**What to produce**
Transcribe each line exactly.

**Items**

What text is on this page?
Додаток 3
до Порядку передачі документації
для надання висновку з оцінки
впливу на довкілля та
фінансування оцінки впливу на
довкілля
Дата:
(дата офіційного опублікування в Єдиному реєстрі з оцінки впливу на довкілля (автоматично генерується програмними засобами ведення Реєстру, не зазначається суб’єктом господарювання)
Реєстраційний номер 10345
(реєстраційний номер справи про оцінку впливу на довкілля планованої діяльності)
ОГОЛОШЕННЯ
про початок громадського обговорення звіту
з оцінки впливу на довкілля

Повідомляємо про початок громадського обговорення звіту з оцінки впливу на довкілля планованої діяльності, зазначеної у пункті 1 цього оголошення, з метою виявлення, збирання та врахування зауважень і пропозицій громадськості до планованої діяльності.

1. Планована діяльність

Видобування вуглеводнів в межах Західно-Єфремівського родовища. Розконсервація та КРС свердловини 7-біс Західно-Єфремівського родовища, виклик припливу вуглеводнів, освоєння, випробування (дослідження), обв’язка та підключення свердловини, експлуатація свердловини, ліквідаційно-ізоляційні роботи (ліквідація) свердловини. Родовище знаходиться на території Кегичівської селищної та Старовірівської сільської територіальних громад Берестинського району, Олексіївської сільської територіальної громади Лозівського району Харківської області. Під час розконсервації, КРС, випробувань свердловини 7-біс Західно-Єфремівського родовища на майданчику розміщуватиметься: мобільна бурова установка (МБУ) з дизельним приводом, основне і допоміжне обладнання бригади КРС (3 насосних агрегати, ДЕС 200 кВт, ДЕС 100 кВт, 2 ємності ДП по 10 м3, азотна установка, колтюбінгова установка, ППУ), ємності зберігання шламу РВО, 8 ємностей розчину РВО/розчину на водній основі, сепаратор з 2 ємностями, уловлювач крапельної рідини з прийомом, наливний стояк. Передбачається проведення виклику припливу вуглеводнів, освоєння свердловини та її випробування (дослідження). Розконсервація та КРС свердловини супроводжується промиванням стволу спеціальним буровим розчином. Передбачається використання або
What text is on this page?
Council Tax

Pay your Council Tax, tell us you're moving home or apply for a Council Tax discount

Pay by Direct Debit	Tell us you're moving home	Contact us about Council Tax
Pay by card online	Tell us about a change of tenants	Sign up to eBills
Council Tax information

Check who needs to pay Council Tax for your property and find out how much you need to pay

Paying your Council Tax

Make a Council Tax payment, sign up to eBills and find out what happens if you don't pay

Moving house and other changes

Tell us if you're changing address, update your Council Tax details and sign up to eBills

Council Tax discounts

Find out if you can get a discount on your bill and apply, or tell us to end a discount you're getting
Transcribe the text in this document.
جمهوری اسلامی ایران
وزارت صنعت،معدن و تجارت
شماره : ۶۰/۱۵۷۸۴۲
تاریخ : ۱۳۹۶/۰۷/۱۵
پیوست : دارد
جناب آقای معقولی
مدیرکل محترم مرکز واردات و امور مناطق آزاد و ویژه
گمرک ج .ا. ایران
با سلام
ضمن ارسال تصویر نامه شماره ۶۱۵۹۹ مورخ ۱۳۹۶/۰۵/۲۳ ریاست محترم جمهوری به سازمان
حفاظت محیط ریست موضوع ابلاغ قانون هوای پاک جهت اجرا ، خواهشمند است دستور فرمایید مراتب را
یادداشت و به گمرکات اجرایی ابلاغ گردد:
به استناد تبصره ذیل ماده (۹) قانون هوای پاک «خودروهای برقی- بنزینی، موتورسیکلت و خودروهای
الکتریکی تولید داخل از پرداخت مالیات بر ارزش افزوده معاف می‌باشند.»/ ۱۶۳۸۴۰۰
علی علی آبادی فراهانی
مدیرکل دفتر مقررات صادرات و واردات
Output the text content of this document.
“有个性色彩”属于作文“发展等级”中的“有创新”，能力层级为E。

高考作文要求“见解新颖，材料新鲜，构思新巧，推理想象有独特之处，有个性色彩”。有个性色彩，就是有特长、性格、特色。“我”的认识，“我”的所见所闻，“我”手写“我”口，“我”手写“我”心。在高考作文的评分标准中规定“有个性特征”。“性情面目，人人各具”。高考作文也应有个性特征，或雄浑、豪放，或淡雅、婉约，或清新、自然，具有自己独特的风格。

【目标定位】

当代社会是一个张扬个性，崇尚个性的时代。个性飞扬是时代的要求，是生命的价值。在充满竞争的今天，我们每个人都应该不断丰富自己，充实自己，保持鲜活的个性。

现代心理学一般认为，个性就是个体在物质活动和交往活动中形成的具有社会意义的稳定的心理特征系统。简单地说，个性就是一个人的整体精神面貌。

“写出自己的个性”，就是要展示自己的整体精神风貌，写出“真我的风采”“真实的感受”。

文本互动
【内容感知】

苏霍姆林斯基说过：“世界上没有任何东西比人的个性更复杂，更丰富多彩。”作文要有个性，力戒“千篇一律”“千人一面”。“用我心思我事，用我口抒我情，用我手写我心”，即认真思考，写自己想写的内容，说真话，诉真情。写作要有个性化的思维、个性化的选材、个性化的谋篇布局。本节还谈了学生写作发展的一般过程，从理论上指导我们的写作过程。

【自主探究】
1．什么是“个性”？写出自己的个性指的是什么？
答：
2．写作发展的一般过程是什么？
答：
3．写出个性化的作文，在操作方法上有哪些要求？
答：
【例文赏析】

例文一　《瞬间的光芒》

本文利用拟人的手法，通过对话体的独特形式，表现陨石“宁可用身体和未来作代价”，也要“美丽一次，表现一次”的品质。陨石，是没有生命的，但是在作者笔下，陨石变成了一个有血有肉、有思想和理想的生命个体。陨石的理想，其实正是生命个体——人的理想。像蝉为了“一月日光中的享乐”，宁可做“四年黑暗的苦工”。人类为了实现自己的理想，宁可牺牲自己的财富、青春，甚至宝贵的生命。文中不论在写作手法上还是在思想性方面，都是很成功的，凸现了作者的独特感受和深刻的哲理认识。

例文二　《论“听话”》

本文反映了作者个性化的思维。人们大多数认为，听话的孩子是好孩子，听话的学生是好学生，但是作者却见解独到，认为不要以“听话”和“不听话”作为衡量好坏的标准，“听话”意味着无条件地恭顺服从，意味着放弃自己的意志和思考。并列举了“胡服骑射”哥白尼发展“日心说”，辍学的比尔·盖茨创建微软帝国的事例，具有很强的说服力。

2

**Solution to this problem**
What text is on this page?
Додаток 3
до Порядку передачі документації
для надання висновку з оцінки
впливу на довкілля та
фінансування оцінки впливу на
довкілля
Дата:
(дата офіційного опублікування в Єдиному реєстрі з оцінки впливу на довкілля (автоматично генерується програмними засобами ведення Реєстру, не зазначається суб’єктом господарювання)
Реєстраційний номер 10345
(реєстраційний номер справи про оцінку впливу на довкілля планованої діяльності)
ОГОЛОШЕННЯ
про початок громадського обговорення звіту
з оцінки впливу на довкілля

Повідомляємо про початок громадського обговорення звіту з оцінки впливу на довкілля планованої діяльності, зазначеної у пункті 1 цього оголошення, з метою виявлення, збирання та врахування зауважень і пропозицій громадськості до планованої діяльності.

1. Планована діяльність

Видобування вуглеводнів в межах Західно-Єфремівського родовища. Розконсервація та КРС свердловини 7-біс Західно-Єфремівського родовища, виклик припливу вуглеводнів, освоєння, випробування (дослідження), обв’язка та підключення свердловини, експлуатація свердловини, ліквідаційно-ізоляційні роботи (ліквідація) свердловини. Родовище знаходиться на території Кегичівської селищної та Старовірівської сільської територіальних громад Берестинського району, Олексіївської сільської територіальної громади Лозівського району Харківської області. Під час розконсервації, КРС, випробувань свердловини 7-біс Західно-Єфремівського родовища на майданчику розміщуватиметься: мобільна бурова установка (МБУ) з дизельним приводом, основне і допоміжне обладнання бригади КРС (3 насосних агрегати, ДЕС 200 кВт, ДЕС 100 кВт, 2 ємності ДП по 10 м3, азотна установка, колтюбінгова установка, ППУ), ємності зберігання шламу РВО, 8 ємностей розчину РВО/розчину на водній основі, сепаратор з 2 ємностями, уловлювач крапельної рідини з прийомом, наливний стояк. Передбачається проведення виклику припливу вуглеводнів, освоєння свердловини та її випробування (дослідження). Розконсервація та КРС свердловини супроводжується промиванням стволу спеціальним буровим розчином. Передбачається використання або
What text is on this page?
Council Tax

Pay your Council Tax, tell us you're moving home or apply for a Council Tax discount

Pay by Direct Debit	Tell us you're moving home	Contact us about Council Tax
Pay by card online	Tell us about a change of tenants	Sign up to eBills
Council Tax information

Check who needs to pay Council Tax for your property and find out how much you need to pay

Paying your Council Tax

Make a Council Tax payment, sign up to eBills and find out what happens if you don't pay

Moving house and other changes

Tell us if you're changing address, update your Council Tax details and sign up to eBills

Council Tax discounts

Find out if you can get a discount on your bill and apply, or tell us to end a discount you're getting
Transcribe the text in this document.
جمهوری اسلامی ایران
وزارت صنعت،معدن و تجارت
شماره : ۶۰/۱۵۷۸۴۲
تاریخ : ۱۳۹۶/۰۷/۱۵
پیوست : دارد
جناب آقای معقولی
مدیرکل محترم مرکز واردات و امور مناطق آزاد و ویژه
گمرک ج .ا. ایران
با سلام
ضمن ارسال تصویر نامه شماره ۶۱۵۹۹ مورخ ۱۳۹۶/۰۵/۲۳ ریاست محترم جمهوری به سازمان
حفاظت محیط ریست موضوع ابلاغ قانون هوای پاک جهت اجرا ، خواهشمند است دستور فرمایید مراتب را
یادداشت و به گمرکات اجرایی ابلاغ گردد:
به استناد تبصره ذیل ماده (۹) قانون هوای پاک «خودروهای برقی- بنزینی، موتورسیکلت و خودروهای
الکتریکی تولید داخل از پرداخت مالیات بر ارزش افزوده معاف می‌باشند.»/ ۱۶۳۸۴۰۰
علی علی آبادی فراهانی
مدیرکل دفتر مقررات صادرات و واردات
Output the text content of this document.
“有个性色彩”属于作文“发展等级”中的“有创新”，能力层级为E。

高考作文要求“见解新颖，材料新鲜，构思新巧，推理想象有独特之处，有个性色彩”。有个性色彩，就是有特长、性格、特色。“我”的认识，“我”的所见所闻，“我”手写“我”口，“我”手写“我”心。在高考作文的评分标准中规定“有个性特征”。“性情面目，人人各具”。高考作文也应有个性特征，或雄浑、豪放，或淡雅、婉约，或清新、自然，具有自己独特的风格。

【目标定位】

当代社会是一个张扬个性，崇尚个性的时代。个性飞扬是时代的要求，是生命的价值。在充满竞争的今天，我们每个人都应该不断丰富自己，充实自己，保持鲜活的个性。

现代心理学一般认为，个性就是个体在物质活动和交往活动中形成的具有社会意义的稳定的心理特征系统。简单地说，个性就是一个人的整体精神面貌。

“写出自己的个性”，就是要展示自己的整体精神风貌，写出“真我的风采”“真实的感受”。

文本互动
【内容感知】

苏霍姆林斯基说过：“世界上没有任何东西比人的个性更复杂，更丰富多彩。”作文要有个性，力戒“千篇一律”“千人一面”。“用我心思我事，用我口抒我情，用我手写我心”，即认真思考，写自己想写的内容，说真话，诉真情。写作要有个性化的思维、个性化的选材、个性化的谋篇布局。本节还谈了学生写作发展的一般过程，从理论上指导我们的写作过程。

【自主探究】
1．什么是“个性”？写出自己的个性指的是什么？
答：
2．写作发展的一般过程是什么？
答：
3．写出个性化的作文，在操作方法上有哪些要求？
答：
【例文赏析】

例文一　《瞬间的光芒》

本文利用拟人的手法，通过对话体的独特形式，表现陨石“宁可用身体和未来作代价”，也要“美丽一次，表现一次”的品质。陨石，是没有生命的，但是在作者笔下，陨石变成了一个有血有肉、有思想和理想的生命个体。陨石的理想，其实正是生命个体——人的理想。像蝉为了“一月日光中的享乐”，宁可做“四年黑暗的苦工”。人类为了实现自己的理想，宁可牺牲自己的财富、青春，甚至宝贵的生命。文中不论在写作手法上还是在思想性方面，都是很成功的，凸现了作者的独特感受和深刻的哲理认识。

例文二　《论“听话”》

本文反映了作者个性化的思维。人们大多数认为，听话的孩子是好孩子，听话的学生是好学生，但是作者却见解独到，认为不要以“听话”和“不听话”作为衡量好坏的标准，“听话”意味着无条件地恭顺服从，意味着放弃自己的意志和思考。并列举了“胡服骑射”哥白尼发展“日心说”，辍学的比尔·盖茨创建微软帝国的事例，具有很强的说服力。

2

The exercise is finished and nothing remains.